Part of a data file:
## begin
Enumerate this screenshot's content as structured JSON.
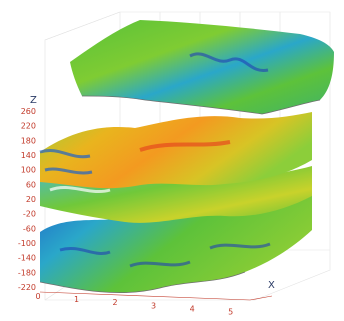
{
  "chart_data": {
    "type": "surface-3d",
    "title": "",
    "z_axis": {
      "label": "Z",
      "ticks": [
        "260",
        "220",
        "180",
        "140",
        "100",
        "60",
        "20",
        "-20",
        "-60",
        "-100",
        "-140",
        "-180",
        "-220"
      ],
      "range": [
        -220,
        260
      ]
    },
    "x_axis": {
      "label": "X",
      "ticks": [
        "0",
        "1",
        "2",
        "3",
        "4",
        "5"
      ],
      "range": [
        0,
        5.5
      ]
    },
    "surfaces": [
      {
        "level": "top",
        "approx_z": 230
      },
      {
        "level": "middle",
        "approx_z": 90
      },
      {
        "level": "lower-middle",
        "approx_z": -20
      },
      {
        "level": "bottom",
        "approx_z": -140
      }
    ],
    "colors": {
      "high": "#d9301c",
      "mid_high": "#f5c016",
      "mid": "#6cc636",
      "low": "#22a0c8",
      "lowest": "#1f3fb5"
    },
    "grid": true,
    "legend": "none"
  }
}
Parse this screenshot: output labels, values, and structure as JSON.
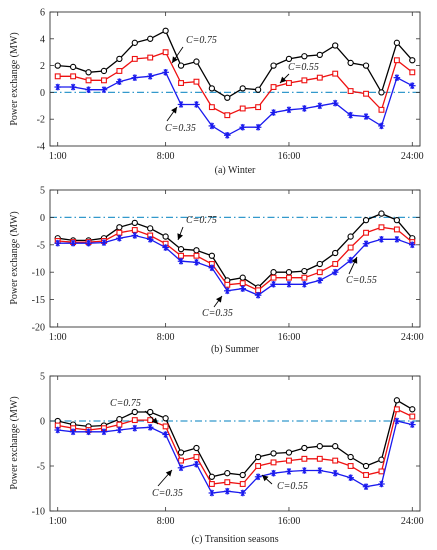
{
  "colors": {
    "c075": "#000000",
    "c055": "#ee1111",
    "c035": "#1a1aee",
    "zero": "#3399cc"
  },
  "chart_data": [
    {
      "type": "line",
      "caption": "(a) Winter",
      "ylabel": "Power exchange (MW)",
      "x": [
        1,
        2,
        3,
        4,
        5,
        6,
        7,
        8,
        9,
        10,
        11,
        12,
        13,
        14,
        15,
        16,
        17,
        18,
        19,
        20,
        21,
        22,
        23,
        24
      ],
      "xtick_labels": [
        "1:00",
        "8:00",
        "16:00",
        "24:00"
      ],
      "xticks": [
        1,
        8,
        16,
        24
      ],
      "ylim": [
        -4,
        6
      ],
      "yticks": [
        -4,
        -2,
        0,
        2,
        4,
        6
      ],
      "ytick_labels": [
        "-4",
        "-2",
        "0",
        "2",
        "4",
        "6"
      ],
      "series": [
        {
          "name": "C=0.75",
          "marker": "circle",
          "color": "#000000",
          "values": [
            2.0,
            1.9,
            1.5,
            1.6,
            2.5,
            3.7,
            4.0,
            4.6,
            2.0,
            2.3,
            0.3,
            -0.4,
            0.3,
            0.2,
            2.0,
            2.5,
            2.7,
            2.8,
            3.5,
            2.2,
            2.0,
            0.0,
            3.7,
            2.4
          ]
        },
        {
          "name": "C=0.55",
          "marker": "square",
          "color": "#ee1111",
          "values": [
            1.2,
            1.2,
            0.9,
            0.9,
            1.6,
            2.5,
            2.6,
            3.0,
            0.7,
            0.8,
            -1.1,
            -1.7,
            -1.2,
            -1.1,
            0.4,
            0.7,
            0.9,
            1.1,
            1.4,
            0.1,
            -0.1,
            -1.3,
            2.4,
            1.5
          ]
        },
        {
          "name": "C=0.35",
          "marker": "asterisk",
          "color": "#1a1aee",
          "values": [
            0.4,
            0.4,
            0.2,
            0.2,
            0.8,
            1.1,
            1.2,
            1.5,
            -0.9,
            -0.9,
            -2.5,
            -3.2,
            -2.6,
            -2.6,
            -1.5,
            -1.3,
            -1.2,
            -1.0,
            -0.8,
            -1.7,
            -1.8,
            -2.5,
            1.1,
            0.5
          ]
        }
      ],
      "reference_line": 0,
      "annotations": [
        {
          "text": "C=0.75",
          "x": 9.8,
          "y": 2.3
        },
        {
          "text": "C=0.55",
          "x": 16.0,
          "y": 0.5
        },
        {
          "text": "C=0.35",
          "x": 9.0,
          "y": -0.9
        }
      ]
    },
    {
      "type": "line",
      "caption": "(b) Summer",
      "ylabel": "Power exchange (MW)",
      "x": [
        1,
        2,
        3,
        4,
        5,
        6,
        7,
        8,
        9,
        10,
        11,
        12,
        13,
        14,
        15,
        16,
        17,
        18,
        19,
        20,
        21,
        22,
        23,
        24
      ],
      "xtick_labels": [
        "1:00",
        "8:00",
        "16:00",
        "24:00"
      ],
      "xticks": [
        1,
        8,
        16,
        24
      ],
      "ylim": [
        -20,
        5
      ],
      "yticks": [
        -20,
        -15,
        -10,
        -5,
        0,
        5
      ],
      "ytick_labels": [
        "-20",
        "-15",
        "-10",
        "-5",
        "0",
        "5"
      ],
      "series": [
        {
          "name": "C=0.75",
          "marker": "circle",
          "color": "#000000",
          "values": [
            -3.8,
            -4.2,
            -4.2,
            -3.8,
            -1.8,
            -1.0,
            -2.0,
            -3.5,
            -5.8,
            -6.0,
            -7.0,
            -11.5,
            -11.0,
            -12.8,
            -10.0,
            -10.0,
            -9.8,
            -8.5,
            -6.5,
            -3.5,
            -0.5,
            0.7,
            -0.5,
            -3.8
          ]
        },
        {
          "name": "C=0.55",
          "marker": "square",
          "color": "#ee1111",
          "values": [
            -4.3,
            -4.5,
            -4.5,
            -4.3,
            -2.8,
            -2.3,
            -3.3,
            -4.8,
            -7.0,
            -7.0,
            -8.5,
            -12.3,
            -12.0,
            -13.3,
            -11.0,
            -11.0,
            -11.0,
            -10.0,
            -8.5,
            -5.5,
            -2.8,
            -1.8,
            -2.2,
            -4.5
          ]
        },
        {
          "name": "C=0.35",
          "marker": "asterisk",
          "color": "#1a1aee",
          "values": [
            -4.7,
            -4.7,
            -4.7,
            -4.6,
            -3.8,
            -3.3,
            -4.0,
            -5.5,
            -8.0,
            -8.2,
            -9.2,
            -13.4,
            -13.0,
            -14.2,
            -12.2,
            -12.2,
            -12.2,
            -11.5,
            -10.0,
            -7.8,
            -4.8,
            -4.0,
            -4.0,
            -5.0
          ]
        }
      ],
      "reference_line": 0,
      "annotations": [
        {
          "text": "C=0.75",
          "x": 9.0,
          "y": -5.5
        },
        {
          "text": "C=0.55",
          "x": 21.5,
          "y": -4.0
        },
        {
          "text": "C=0.35",
          "x": 12.0,
          "y": -13.4
        }
      ]
    },
    {
      "type": "line",
      "caption": "(c) Transition seasons",
      "ylabel": "Power exchange (MW)",
      "x": [
        1,
        2,
        3,
        4,
        5,
        6,
        7,
        8,
        9,
        10,
        11,
        12,
        13,
        14,
        15,
        16,
        17,
        18,
        19,
        20,
        21,
        22,
        23,
        24
      ],
      "xtick_labels": [
        "1:00",
        "8:00",
        "16:00",
        "24:00"
      ],
      "xticks": [
        1,
        8,
        16,
        24
      ],
      "ylim": [
        -10,
        5
      ],
      "yticks": [
        -10,
        -5,
        0,
        5
      ],
      "ytick_labels": [
        "-10",
        "-5",
        "0",
        "5"
      ],
      "series": [
        {
          "name": "C=0.75",
          "marker": "circle",
          "color": "#000000",
          "values": [
            0.0,
            -0.4,
            -0.6,
            -0.5,
            0.2,
            1.0,
            1.0,
            0.3,
            -3.5,
            -3.0,
            -6.2,
            -5.8,
            -6.0,
            -4.0,
            -3.6,
            -3.5,
            -3.0,
            -2.8,
            -2.8,
            -4.0,
            -5.0,
            -4.3,
            2.3,
            1.3
          ]
        },
        {
          "name": "C=0.55",
          "marker": "square",
          "color": "#ee1111",
          "values": [
            -0.5,
            -0.8,
            -1.0,
            -0.8,
            -0.4,
            0.1,
            0.1,
            -0.6,
            -4.4,
            -4.0,
            -7.0,
            -6.8,
            -7.0,
            -5.0,
            -4.6,
            -4.4,
            -4.2,
            -4.2,
            -4.4,
            -5.0,
            -6.0,
            -5.6,
            1.3,
            0.5
          ]
        },
        {
          "name": "C=0.35",
          "marker": "asterisk",
          "color": "#1a1aee",
          "values": [
            -1.0,
            -1.2,
            -1.2,
            -1.2,
            -1.0,
            -0.8,
            -0.7,
            -1.5,
            -5.2,
            -4.8,
            -8.0,
            -7.8,
            -8.0,
            -6.2,
            -5.8,
            -5.6,
            -5.5,
            -5.5,
            -5.8,
            -6.3,
            -7.3,
            -7.0,
            0.0,
            -0.4
          ]
        }
      ],
      "reference_line": 0,
      "annotations": [
        {
          "text": "C=0.75",
          "x": 7.0,
          "y": 1.0
        },
        {
          "text": "C=0.55",
          "x": 16.0,
          "y": -5.6
        },
        {
          "text": "C=0.35",
          "x": 9.0,
          "y": -5.2
        }
      ]
    }
  ]
}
## end
> **PROBLEM REQUIREMENTS**:
Where does the word "screenshot" appear in the listing? List each line that holds it.

> **FINISHED ANSWER**:
Enumerate this screenshot's content as structured JSON.
Parse this screenshot: output labels, values, and structure as JSON.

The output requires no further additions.